:: AIM OF THE TASK ::
All records are to be retyped faithfully and completely.
___ DATA SUPPLIED ___
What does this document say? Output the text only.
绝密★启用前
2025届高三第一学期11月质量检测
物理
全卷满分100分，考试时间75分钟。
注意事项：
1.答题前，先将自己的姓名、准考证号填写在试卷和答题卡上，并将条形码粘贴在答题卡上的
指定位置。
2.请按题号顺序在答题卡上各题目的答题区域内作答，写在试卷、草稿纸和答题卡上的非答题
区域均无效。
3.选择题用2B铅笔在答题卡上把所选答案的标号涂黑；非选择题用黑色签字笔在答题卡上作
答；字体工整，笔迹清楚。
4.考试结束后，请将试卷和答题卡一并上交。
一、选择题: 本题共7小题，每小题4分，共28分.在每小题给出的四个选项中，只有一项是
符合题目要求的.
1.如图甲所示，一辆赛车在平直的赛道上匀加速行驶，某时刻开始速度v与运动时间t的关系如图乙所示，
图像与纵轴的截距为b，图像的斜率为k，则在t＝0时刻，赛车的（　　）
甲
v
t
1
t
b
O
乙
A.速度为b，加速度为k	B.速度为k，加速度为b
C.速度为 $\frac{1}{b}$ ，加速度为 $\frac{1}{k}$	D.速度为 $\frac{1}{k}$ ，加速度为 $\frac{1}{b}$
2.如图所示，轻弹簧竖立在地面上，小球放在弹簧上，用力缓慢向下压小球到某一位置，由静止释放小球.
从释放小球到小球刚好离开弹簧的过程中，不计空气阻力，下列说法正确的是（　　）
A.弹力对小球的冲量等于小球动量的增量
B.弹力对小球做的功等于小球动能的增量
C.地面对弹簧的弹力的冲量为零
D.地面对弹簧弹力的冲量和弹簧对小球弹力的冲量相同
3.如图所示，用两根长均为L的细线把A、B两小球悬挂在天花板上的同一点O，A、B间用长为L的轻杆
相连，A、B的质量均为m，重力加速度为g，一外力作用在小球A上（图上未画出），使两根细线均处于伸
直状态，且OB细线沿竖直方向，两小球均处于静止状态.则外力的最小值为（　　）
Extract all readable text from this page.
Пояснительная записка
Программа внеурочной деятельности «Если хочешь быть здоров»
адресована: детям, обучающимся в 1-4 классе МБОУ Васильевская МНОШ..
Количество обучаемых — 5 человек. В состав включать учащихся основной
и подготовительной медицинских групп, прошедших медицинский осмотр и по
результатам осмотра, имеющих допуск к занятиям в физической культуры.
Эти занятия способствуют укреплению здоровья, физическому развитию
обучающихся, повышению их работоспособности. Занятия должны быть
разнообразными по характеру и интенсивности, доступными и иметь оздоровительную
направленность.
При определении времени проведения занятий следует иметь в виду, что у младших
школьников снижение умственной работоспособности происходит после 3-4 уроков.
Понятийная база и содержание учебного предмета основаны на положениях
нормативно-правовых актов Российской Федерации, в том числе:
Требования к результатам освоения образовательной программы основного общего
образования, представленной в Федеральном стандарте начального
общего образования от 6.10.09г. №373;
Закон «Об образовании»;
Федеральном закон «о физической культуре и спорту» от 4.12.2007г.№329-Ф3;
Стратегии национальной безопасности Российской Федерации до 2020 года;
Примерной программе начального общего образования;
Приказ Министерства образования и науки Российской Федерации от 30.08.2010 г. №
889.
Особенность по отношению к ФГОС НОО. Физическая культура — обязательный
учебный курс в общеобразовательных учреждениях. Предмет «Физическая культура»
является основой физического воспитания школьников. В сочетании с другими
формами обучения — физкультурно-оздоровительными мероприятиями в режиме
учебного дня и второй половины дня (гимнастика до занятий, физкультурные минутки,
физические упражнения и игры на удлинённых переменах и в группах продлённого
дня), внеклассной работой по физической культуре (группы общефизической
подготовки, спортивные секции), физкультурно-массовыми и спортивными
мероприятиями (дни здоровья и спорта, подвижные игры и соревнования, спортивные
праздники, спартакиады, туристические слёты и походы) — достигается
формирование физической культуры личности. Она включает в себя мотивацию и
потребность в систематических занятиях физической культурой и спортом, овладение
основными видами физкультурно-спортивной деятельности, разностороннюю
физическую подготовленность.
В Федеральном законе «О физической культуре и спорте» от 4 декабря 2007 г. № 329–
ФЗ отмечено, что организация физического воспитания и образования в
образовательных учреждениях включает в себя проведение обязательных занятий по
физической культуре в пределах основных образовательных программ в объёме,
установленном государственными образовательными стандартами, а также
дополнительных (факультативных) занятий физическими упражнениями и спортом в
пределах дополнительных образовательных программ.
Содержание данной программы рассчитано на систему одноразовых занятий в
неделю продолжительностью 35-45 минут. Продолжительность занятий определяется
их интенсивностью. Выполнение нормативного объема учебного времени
___
:: OUTPUT FOR THIS TASK ::
What does this document say? Output the text only.
绝密★启用前
2025届高三第一学期11月质量检测
物理
全卷满分100分，考试时间75分钟。
注意事项：
1.答题前，先将自己的姓名、准考证号填写在试卷和答题卡上，并将条形码粘贴在答题卡上的
指定位置。
2.请按题号顺序在答题卡上各题目的答题区域内作答，写在试卷、草稿纸和答题卡上的非答题
区域均无效。
3.选择题用2B铅笔在答题卡上把所选答案的标号涂黑；非选择题用黑色签字笔在答题卡上作
答；字体工整，笔迹清楚。
4.考试结束后，请将试卷和答题卡一并上交。
一、选择题: 本题共7小题，每小题4分，共28分.在每小题给出的四个选项中，只有一项是
符合题目要求的.
1.如图甲所示，一辆赛车在平直的赛道上匀加速行驶，某时刻开始速度v与运动时间t的关系如图乙所示，
图像与纵轴的截距为b，图像的斜率为k，则在t＝0时刻，赛车的（　　）
甲
v
t
1
t
b
O
乙
A.速度为b，加速度为k	B.速度为k，加速度为b
C.速度为 $\frac{1}{b}$ ，加速度为 $\frac{1}{k}$	D.速度为 $\frac{1}{k}$ ，加速度为 $\frac{1}{b}$
2.如图所示，轻弹簧竖立在地面上，小球放在弹簧上，用力缓慢向下压小球到某一位置，由静止释放小球.
从释放小球到小球刚好离开弹簧的过程中，不计空气阻力，下列说法正确的是（　　）
A.弹力对小球的冲量等于小球动量的增量
B.弹力对小球做的功等于小球动能的增量
C.地面对弹簧的弹力的冲量为零
D.地面对弹簧弹力的冲量和弹簧对小球弹力的冲量相同
3.如图所示，用两根长均为L的细线把A、B两小球悬挂在天花板上的同一点O，A、B间用长为L的轻杆
相连，A、B的质量均为m，重力加速度为g，一外力作用在小球A上（图上未画出），使两根细线均处于伸
直状态，且OB细线沿竖直方向，两小球均处于静止状态.则外力的最小值为（　　）
Extract all readable text from this page.
Пояснительная записка
Программа внеурочной деятельности «Если хочешь быть здоров»
адресована: детям, обучающимся в 1-4 классе МБОУ Васильевская МНОШ..
Количество обучаемых — 5 человек. В состав включать учащихся основной
и подготовительной медицинских групп, прошедших медицинский осмотр и по
результатам осмотра, имеющих допуск к занятиям в физической культуры.
Эти занятия способствуют укреплению здоровья, физическому развитию
обучающихся, повышению их работоспособности. Занятия должны быть
разнообразными по характеру и интенсивности, доступными и иметь оздоровительную
направленность.
При определении времени проведения занятий следует иметь в виду, что у младших
школьников снижение умственной работоспособности происходит после 3-4 уроков.
Понятийная база и содержание учебного предмета основаны на положениях
нормативно-правовых актов Российской Федерации, в том числе:
Требования к результатам освоения образовательной программы основного общего
образования, представленной в Федеральном стандарте начального
общего образования от 6.10.09г. №373;
Закон «Об образовании»;
Федеральном закон «о физической культуре и спорту» от 4.12.2007г.№329-Ф3;
Стратегии национальной безопасности Российской Федерации до 2020 года;
Примерной программе начального общего образования;
Приказ Министерства образования и науки Российской Федерации от 30.08.2010 г. №
889.
Особенность по отношению к ФГОС НОО. Физическая культура — обязательный
учебный курс в общеобразовательных учреждениях. Предмет «Физическая культура»
является основой физического воспитания школьников. В сочетании с другими
формами обучения — физкультурно-оздоровительными мероприятиями в режиме
учебного дня и второй половины дня (гимнастика до занятий, физкультурные минутки,
физические упражнения и игры на удлинённых переменах и в группах продлённого
дня), внеклассной работой по физической культуре (группы общефизической
подготовки, спортивные секции), физкультурно-массовыми и спортивными
мероприятиями (дни здоровья и спорта, подвижные игры и соревнования, спортивные
праздники, спартакиады, туристические слёты и походы) — достигается
формирование физической культуры личности. Она включает в себя мотивацию и
потребность в систематических занятиях физической культурой и спортом, овладение
основными видами физкультурно-спортивной деятельности, разностороннюю
физическую подготовленность.
В Федеральном законе «О физической культуре и спорте» от 4 декабря 2007 г. № 329–
ФЗ отмечено, что организация физического воспитания и образования в
образовательных учреждениях включает в себя проведение обязательных занятий по
физической культуре в пределах основных образовательных программ в объёме,
установленном государственными образовательными стандартами, а также
дополнительных (факультативных) занятий физическими упражнениями и спортом в
пределах дополнительных образовательных программ.
Содержание данной программы рассчитано на систему одноразовых занятий в
неделю продолжительностью 35-45 минут. Продолжительность занятий определяется
их интенсивностью. Выполнение нормативного объема учебного времени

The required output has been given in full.